▶ EXTRACT PROVIDED
Question 3 : Monitor the logs of pod tata-bar and extract log lines corresponding to error website is down- unable to access it. Write them to /opt/KUTR00101/tata-bar

Solution: There is a pod running and you need to extract the string and save it on one file.

How to see the logs of pods?

[root@master1 ~]# kubectl logs tata-bar
website is down- unable to access it
website is down- unable to access it
website is down- unable to access it
website is down- unable to access it
website is down- unable to access it
website is down- unable to access it
[root@master1 ~]#

If we want to send the logs to another file then use “>” append symbol.

[root@master1 ~]# kubectl logs tata-bar > /opt/KUTR00101/tata-bar

If you want to practice at home, and wondering how to create this pod. Then here is the solution.

Go to below URL or edit the yaml file like below:

https://kubernetes.io/docs/tasks/inject-data-application/define-command-argument-container/

Due to page formatting, indentation of below yaml file will be changed when you paste in your terminal. Thus use below copy button.

apiVersion: v1
kind: Pod
metadata:
name: tata-bar
labels:
purpose: demonstrate-command
spec:
containers:
- name: command-demo-container
image: debian
command: ["/bin/sh"]
args: ["-c", "while true; do echo website is down- unable to access it; sleep 10; done"]
restartPolicy: OnFailure

kubectl create -f tata-bar.yaml

Next question on this would be…..

▶ DATASET CONTENT

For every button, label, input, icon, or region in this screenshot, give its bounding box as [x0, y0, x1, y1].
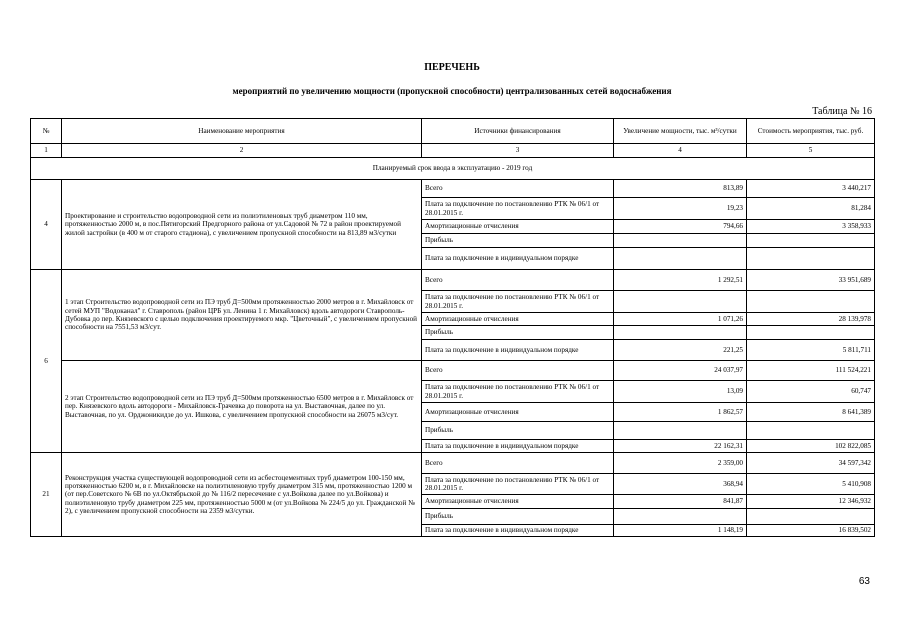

▶ STATED TASK
Continue the Kubernetes pod-logs walkthrough from its last sentence.

▶ IN RESPONSE
From the pod label name=app-nginx, find pods running high CPU workloads and write the name of the pod consuming most CPU to the file /var/log/KUT00401.txt (which already exists).

Use context: kubectl config use-context k8s-c1-H

Solution:

[root@master1 ~]# kubectl config use-context k8s-c1-H

[root@master1 ~]# kubectl get pods -l name=app-nginx
NAME       READY   STATUS    RESTARTS   AGE
cpu-pod1   1/1     Running   0          68s
cpu-pod2   1/1     Running   0          20s
max-pod1   1/1     Running   0          7s

Now, use the “top” sub command to check the high CPU utilization pod name.

[root@master1 ~]# kubectl top pods -l name=app-nginx
NAME       CPU(cores)   MEMORY(bytes)   
cpu-pod1   100m           2Mi             
cpu-pod2   30m           2Mi             
max-pod1   10m           2Mi

Put the higest CPU ulitzation pod name in the give file.

[root@master1 ~]# echo “cpu-pod1” > /var/log/KUT00401.txt
[root@master1 ~]# cat /var/log/KUT00401.txt
cpu-pod1
[root@master1 ~]#

4. Troubleshoot application failure.

Question 2: Set the node named workernode1.example.com as unavailable and reschedule all the pods running on it.

Use context: kubectl config use-context ek8s

Solution: In this question, it is asked indirectly to put this node on maintenance mode.

Change the context

kubectl config use-context ek8s

Check the context

kubectl config current-context

Observe the running pods on all nodes. Just check the workernode1, how many pods are working.

kubectl get pods -o wide

You can also check all the node names.

kubectl get nodes

Put the node on maintenance mode, cordon is the sub command and the followed by nodename.

kubectl cordon workernode1.example.com

Move all the pods to another nodes.

kubectl drain workernode1.example.com --ignore-daemonsets --force

Check all pods moved from workernode1 to another node. In exam node name must be changed.

kubectl get pods -o wide

5. Troubleshoot cluster component failure.

Use context: `kubectl config use-context k8s-c2-AC`

Kubernetes worker node named workernode2.example.com is in a NotReady state. Investigate the root cause and resolve it. Ensure that any changes made are permanently effective.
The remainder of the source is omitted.